[DIRECTIVE]
Extract the records in full, leaving every picture out.

[LISTED ENTRIES]
-=-=-=-=-

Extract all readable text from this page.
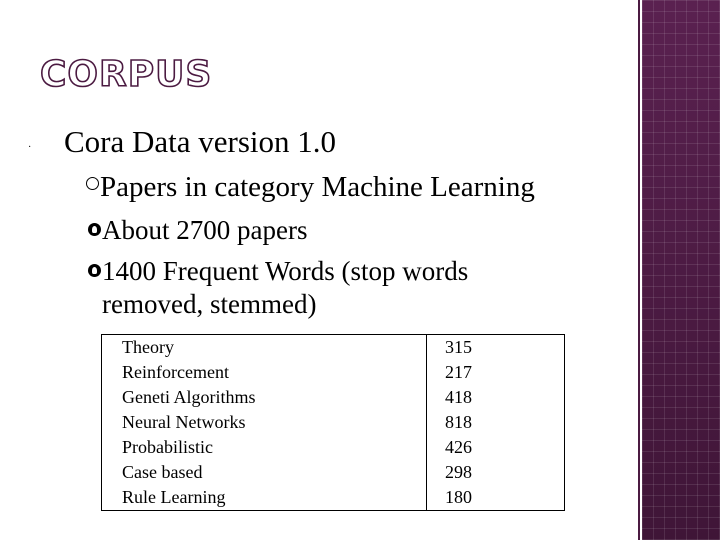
CORPUS
· Cora Data version 1.0
Papers in category Machine Learning
About 2700 papers
1400 Frequent Words (stop words
removed, stemmed)
Theory	315
Reinforcement	217
Geneti Algorithms	418
Neural Networks	818
Probabilistic	426
Case based	298
Rule Learning	180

-=-=-=-=-

[RESPONSE TO THIS EXERCISE]
Extract all readable text from this page.
CORPUS
· Cora Data version 1.0
Papers in category Machine Learning
About 2700 papers
1400 Frequent Words (stop words
removed, stemmed)
Theory	315
Reinforcement	217
Geneti Algorithms	418
Neural Networks	818
Probabilistic	426
Case based	298
Rule Learning	180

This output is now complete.